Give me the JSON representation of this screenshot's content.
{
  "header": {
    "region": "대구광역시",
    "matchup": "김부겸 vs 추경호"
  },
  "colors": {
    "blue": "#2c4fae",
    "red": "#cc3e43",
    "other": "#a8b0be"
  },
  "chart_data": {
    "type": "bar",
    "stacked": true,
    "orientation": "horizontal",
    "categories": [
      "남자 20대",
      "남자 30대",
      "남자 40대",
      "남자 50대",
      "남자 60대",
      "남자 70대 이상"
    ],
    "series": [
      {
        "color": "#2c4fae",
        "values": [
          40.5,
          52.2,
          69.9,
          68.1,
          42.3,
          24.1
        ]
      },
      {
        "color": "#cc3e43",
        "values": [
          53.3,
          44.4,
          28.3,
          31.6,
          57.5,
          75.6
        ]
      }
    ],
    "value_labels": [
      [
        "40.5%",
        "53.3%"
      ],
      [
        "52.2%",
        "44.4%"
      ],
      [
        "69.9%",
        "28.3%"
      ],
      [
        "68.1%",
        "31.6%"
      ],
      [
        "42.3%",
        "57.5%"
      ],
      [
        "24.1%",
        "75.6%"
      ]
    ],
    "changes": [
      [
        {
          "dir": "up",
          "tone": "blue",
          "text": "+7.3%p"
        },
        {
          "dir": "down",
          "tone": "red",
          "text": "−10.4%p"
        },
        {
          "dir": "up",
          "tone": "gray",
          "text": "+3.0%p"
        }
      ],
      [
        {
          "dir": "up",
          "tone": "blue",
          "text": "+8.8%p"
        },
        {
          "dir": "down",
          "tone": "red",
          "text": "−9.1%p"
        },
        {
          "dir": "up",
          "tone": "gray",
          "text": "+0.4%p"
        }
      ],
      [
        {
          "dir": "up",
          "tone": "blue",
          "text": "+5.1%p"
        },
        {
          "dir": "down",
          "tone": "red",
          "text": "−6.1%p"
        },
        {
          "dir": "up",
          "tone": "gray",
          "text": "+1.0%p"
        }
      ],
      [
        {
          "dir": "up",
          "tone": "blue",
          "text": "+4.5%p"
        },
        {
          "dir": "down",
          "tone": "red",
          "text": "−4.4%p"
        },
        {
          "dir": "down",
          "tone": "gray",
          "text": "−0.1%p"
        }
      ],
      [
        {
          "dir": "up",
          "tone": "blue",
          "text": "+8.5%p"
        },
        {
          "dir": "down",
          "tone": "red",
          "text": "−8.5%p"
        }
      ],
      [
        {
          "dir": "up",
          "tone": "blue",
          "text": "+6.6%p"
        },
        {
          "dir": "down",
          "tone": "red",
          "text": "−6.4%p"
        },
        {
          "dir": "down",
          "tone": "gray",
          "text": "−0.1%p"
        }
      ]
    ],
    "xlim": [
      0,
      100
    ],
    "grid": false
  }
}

* * *

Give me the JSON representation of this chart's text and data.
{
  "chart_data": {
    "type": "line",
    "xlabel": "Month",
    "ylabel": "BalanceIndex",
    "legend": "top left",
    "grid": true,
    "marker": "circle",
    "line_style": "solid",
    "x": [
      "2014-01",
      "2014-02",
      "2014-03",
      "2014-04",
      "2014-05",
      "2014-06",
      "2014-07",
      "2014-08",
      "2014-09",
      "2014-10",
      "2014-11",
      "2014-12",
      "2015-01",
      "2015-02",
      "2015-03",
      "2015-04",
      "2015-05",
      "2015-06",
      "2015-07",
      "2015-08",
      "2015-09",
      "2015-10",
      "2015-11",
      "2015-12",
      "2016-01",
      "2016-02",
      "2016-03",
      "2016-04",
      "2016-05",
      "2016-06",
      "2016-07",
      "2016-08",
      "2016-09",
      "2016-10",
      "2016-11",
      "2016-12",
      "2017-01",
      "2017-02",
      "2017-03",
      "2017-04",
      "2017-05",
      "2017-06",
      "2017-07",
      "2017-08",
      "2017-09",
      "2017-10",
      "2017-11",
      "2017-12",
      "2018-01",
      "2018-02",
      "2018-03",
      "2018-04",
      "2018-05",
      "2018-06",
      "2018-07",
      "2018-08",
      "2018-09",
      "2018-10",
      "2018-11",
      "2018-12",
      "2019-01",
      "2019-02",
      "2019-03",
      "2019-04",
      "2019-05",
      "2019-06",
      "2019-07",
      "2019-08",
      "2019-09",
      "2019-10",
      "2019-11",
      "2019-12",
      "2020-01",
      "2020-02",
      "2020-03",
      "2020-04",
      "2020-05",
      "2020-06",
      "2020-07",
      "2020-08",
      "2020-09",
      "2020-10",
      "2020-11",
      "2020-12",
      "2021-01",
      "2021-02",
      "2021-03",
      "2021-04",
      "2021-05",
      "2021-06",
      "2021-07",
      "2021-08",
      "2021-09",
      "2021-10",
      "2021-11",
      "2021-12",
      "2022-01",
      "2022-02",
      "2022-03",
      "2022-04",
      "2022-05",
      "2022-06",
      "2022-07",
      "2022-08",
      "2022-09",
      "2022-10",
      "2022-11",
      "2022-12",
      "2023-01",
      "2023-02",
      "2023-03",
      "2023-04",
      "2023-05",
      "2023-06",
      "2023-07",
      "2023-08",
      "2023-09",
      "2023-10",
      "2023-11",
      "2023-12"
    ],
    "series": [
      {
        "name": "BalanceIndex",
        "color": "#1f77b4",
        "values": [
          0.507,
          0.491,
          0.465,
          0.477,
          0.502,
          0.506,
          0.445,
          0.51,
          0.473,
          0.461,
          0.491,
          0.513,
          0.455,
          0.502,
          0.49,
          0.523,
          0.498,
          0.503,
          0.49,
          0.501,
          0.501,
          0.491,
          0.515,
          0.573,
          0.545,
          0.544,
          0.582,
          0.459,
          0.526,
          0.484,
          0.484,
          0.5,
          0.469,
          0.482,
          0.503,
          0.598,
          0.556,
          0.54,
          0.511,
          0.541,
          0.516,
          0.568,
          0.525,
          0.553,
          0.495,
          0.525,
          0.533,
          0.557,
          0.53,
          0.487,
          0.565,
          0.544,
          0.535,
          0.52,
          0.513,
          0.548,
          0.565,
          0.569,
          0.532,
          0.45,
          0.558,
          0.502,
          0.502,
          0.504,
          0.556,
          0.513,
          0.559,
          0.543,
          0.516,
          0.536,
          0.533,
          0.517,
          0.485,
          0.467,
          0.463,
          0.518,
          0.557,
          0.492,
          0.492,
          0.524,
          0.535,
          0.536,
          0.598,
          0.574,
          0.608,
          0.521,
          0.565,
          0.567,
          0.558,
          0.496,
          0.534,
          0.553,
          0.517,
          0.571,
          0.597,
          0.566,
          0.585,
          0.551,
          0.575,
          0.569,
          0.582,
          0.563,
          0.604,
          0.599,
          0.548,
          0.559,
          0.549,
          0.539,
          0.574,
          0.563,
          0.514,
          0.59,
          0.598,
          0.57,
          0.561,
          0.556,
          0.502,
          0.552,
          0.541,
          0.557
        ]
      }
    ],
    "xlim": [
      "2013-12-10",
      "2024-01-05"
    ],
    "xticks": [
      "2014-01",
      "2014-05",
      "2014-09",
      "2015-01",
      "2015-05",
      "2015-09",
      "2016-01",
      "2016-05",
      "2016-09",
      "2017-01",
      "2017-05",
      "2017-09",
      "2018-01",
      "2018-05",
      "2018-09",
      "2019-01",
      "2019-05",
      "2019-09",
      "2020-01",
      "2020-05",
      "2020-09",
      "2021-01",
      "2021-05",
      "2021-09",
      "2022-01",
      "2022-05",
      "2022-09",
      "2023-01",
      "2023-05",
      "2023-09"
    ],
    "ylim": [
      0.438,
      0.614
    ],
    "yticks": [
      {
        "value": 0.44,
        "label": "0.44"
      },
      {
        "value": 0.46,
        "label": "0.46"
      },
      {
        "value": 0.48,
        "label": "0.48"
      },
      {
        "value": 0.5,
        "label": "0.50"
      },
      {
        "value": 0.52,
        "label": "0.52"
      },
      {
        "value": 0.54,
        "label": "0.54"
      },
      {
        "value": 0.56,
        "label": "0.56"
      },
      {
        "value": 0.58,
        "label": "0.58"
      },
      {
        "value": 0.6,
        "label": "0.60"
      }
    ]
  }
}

EXERCISE OBJECTIVE ::
Leave out every line without the string "JSON" and copy the rest.

CORRECT RESPONSE ::
Give me the JSON representation of this screenshot's content.
Give me the JSON representation of this chart's text and data.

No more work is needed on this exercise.